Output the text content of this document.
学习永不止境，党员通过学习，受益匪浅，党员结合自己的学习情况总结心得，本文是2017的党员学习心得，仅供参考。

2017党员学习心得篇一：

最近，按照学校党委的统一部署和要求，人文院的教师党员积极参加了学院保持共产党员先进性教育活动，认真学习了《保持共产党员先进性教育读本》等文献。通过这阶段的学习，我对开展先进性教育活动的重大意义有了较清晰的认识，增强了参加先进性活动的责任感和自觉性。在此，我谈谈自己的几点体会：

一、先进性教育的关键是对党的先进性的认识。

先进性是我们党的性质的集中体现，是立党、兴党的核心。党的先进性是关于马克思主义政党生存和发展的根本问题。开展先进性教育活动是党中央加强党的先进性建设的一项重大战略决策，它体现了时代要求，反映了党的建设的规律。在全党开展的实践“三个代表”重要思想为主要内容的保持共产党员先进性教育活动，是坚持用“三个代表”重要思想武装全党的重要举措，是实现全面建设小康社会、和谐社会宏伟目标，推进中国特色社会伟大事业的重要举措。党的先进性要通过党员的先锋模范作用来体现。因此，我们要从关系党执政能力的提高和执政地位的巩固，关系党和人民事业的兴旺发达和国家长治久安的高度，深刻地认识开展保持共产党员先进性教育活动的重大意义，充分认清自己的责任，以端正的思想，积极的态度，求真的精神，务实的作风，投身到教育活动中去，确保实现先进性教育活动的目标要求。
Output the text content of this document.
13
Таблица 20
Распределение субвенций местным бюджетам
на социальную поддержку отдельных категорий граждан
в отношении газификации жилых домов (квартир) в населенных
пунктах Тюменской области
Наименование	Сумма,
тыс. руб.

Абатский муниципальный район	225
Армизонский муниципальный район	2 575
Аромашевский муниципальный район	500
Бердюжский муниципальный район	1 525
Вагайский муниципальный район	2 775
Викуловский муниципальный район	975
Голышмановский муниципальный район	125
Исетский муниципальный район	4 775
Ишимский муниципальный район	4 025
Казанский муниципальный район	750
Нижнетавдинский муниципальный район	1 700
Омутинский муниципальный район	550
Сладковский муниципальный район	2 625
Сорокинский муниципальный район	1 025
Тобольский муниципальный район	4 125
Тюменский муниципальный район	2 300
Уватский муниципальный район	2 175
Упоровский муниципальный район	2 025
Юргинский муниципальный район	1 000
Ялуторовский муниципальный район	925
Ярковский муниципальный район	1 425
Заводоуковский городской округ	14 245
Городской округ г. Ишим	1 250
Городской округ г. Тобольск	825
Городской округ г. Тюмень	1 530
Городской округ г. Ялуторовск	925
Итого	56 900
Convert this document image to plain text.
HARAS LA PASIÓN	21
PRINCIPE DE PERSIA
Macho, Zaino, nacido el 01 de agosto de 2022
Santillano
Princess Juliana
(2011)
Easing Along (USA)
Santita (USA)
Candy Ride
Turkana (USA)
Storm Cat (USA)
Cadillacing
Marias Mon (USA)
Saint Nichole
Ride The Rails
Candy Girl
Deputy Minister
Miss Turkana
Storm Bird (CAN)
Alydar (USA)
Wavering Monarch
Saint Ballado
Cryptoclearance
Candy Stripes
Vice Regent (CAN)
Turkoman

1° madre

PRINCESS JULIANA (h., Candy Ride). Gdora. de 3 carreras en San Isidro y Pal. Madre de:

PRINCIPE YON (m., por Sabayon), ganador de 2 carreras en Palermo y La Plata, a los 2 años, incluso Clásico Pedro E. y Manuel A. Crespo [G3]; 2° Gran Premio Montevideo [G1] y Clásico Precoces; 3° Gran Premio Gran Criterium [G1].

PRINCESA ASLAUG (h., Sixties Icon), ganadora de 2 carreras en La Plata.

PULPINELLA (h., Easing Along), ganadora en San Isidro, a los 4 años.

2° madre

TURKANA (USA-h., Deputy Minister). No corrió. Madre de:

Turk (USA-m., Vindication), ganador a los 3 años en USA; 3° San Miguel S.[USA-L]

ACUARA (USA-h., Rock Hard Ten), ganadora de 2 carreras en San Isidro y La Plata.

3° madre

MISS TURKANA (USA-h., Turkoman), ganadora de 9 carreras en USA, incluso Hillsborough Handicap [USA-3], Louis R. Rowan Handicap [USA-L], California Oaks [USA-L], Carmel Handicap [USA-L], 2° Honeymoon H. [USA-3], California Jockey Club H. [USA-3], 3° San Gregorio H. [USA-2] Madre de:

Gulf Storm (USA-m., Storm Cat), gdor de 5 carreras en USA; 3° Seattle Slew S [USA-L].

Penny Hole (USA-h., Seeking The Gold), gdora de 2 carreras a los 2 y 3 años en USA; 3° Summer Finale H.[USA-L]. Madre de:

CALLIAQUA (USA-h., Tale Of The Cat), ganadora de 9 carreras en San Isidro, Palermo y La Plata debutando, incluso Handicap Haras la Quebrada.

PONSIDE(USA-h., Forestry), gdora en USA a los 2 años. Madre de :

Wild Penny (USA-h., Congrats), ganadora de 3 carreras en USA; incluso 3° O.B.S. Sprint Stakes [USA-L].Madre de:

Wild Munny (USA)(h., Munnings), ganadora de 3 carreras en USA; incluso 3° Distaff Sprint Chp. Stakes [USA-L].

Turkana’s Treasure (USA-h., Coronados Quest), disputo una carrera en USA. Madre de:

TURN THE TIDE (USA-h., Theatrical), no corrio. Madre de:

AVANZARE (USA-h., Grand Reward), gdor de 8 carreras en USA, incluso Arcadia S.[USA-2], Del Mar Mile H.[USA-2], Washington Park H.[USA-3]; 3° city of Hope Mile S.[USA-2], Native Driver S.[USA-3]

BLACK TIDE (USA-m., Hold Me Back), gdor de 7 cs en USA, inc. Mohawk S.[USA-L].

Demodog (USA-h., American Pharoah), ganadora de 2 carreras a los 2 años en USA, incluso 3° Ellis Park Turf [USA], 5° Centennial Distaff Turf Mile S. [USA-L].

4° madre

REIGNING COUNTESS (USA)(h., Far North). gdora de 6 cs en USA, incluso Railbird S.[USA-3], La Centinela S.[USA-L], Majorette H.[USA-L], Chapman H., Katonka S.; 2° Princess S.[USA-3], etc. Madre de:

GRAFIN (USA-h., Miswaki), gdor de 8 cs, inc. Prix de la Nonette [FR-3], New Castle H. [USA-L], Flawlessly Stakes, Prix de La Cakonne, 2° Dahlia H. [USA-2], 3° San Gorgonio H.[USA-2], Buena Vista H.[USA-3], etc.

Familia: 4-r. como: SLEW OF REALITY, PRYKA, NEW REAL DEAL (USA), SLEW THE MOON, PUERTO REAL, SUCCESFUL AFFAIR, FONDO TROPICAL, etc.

------

• SET PROBLEM: Filter the records, keeping only lines that contain "Sprint", and show those lines.

• FINAL RESULT:
Wild Penny (USA-h., Congrats), ganadora de 3 carreras en USA; incluso 3° O.B.S. Sprint Stakes [USA-L].Madre de:
Wild Munny (USA)(h., Munnings), ganadora de 3 carreras en USA; incluso 3° Distaff Sprint Chp. Stakes [USA-L].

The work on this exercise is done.